* START *

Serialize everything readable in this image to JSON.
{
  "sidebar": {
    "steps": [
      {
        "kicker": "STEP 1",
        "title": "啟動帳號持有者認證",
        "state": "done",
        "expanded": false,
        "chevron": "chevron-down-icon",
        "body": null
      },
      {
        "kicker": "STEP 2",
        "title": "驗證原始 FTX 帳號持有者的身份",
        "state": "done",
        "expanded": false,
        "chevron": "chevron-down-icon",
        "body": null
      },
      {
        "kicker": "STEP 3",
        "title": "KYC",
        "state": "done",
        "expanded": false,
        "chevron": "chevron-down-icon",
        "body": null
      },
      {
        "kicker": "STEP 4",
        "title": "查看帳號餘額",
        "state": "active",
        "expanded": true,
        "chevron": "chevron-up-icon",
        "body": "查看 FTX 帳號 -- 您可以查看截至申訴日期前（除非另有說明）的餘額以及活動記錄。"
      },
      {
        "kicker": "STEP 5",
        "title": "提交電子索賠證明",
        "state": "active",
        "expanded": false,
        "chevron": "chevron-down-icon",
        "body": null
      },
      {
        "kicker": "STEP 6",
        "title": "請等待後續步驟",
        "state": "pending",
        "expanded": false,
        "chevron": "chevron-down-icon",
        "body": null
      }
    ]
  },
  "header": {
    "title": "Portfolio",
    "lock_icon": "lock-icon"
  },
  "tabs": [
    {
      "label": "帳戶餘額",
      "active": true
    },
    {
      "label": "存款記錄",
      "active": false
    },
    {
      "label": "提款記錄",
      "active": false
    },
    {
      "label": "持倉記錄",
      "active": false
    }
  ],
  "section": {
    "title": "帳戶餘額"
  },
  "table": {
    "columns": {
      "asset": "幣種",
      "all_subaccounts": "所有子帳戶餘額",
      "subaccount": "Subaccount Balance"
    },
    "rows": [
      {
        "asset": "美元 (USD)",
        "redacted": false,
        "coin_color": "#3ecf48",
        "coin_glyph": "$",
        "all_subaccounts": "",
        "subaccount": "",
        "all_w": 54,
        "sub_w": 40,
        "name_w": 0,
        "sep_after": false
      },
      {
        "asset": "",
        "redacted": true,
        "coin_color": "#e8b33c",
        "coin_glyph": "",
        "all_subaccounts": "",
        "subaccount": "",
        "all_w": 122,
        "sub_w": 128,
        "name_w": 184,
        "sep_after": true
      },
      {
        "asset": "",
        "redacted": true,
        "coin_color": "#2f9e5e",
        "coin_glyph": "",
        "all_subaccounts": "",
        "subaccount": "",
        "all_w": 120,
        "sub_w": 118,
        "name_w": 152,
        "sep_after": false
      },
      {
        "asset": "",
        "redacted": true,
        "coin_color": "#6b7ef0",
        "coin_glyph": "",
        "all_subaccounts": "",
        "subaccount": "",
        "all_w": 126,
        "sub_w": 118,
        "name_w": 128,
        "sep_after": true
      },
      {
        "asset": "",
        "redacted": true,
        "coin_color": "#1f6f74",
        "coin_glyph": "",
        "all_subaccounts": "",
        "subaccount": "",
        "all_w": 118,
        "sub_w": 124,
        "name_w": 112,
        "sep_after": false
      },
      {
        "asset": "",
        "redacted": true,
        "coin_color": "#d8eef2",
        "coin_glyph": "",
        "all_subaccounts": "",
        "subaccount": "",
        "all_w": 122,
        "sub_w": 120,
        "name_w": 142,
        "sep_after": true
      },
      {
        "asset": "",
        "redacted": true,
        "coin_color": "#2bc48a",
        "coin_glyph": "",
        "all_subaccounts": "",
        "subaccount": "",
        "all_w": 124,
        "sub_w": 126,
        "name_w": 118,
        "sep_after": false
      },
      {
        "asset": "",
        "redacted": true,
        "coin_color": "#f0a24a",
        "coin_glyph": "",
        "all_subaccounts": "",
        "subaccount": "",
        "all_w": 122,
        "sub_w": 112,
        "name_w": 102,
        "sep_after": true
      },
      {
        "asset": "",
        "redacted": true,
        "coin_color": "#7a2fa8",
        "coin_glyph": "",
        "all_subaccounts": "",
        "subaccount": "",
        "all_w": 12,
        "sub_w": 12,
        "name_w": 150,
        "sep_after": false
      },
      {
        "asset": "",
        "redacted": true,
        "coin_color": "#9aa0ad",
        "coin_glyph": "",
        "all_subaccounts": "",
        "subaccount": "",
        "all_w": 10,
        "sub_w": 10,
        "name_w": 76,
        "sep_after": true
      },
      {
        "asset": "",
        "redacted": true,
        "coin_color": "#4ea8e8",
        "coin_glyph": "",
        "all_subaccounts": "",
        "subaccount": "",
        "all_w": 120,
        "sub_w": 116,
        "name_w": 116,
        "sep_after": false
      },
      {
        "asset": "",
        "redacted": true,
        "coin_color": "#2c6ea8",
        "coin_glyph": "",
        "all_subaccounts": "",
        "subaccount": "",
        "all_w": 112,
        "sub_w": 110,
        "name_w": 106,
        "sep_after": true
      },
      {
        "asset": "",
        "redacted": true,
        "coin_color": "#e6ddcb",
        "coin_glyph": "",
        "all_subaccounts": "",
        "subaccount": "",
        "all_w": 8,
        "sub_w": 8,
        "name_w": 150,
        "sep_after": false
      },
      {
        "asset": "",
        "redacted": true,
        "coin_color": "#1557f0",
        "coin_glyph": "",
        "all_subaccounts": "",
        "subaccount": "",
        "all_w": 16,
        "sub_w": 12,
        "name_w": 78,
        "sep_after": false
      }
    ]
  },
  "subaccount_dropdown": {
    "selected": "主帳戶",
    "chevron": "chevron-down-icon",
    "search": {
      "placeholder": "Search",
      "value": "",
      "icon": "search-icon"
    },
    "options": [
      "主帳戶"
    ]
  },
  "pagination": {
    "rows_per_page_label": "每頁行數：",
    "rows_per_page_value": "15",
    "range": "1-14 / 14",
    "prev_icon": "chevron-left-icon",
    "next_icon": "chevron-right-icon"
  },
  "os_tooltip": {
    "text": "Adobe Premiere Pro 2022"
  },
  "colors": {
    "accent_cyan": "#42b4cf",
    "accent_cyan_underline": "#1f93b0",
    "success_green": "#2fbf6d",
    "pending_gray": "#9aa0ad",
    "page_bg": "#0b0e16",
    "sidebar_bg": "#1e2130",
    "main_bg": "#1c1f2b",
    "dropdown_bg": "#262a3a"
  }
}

* END *

GIVEN PROBLEM: Every line in the data that holds "kicker" should be copied out.

SOLUTION:
        "kicker": "STEP 1",
        "kicker": "STEP 2",
        "kicker": "STEP 3",
        "kicker": "STEP 4",
        "kicker": "STEP 5",
        "kicker": "STEP 6",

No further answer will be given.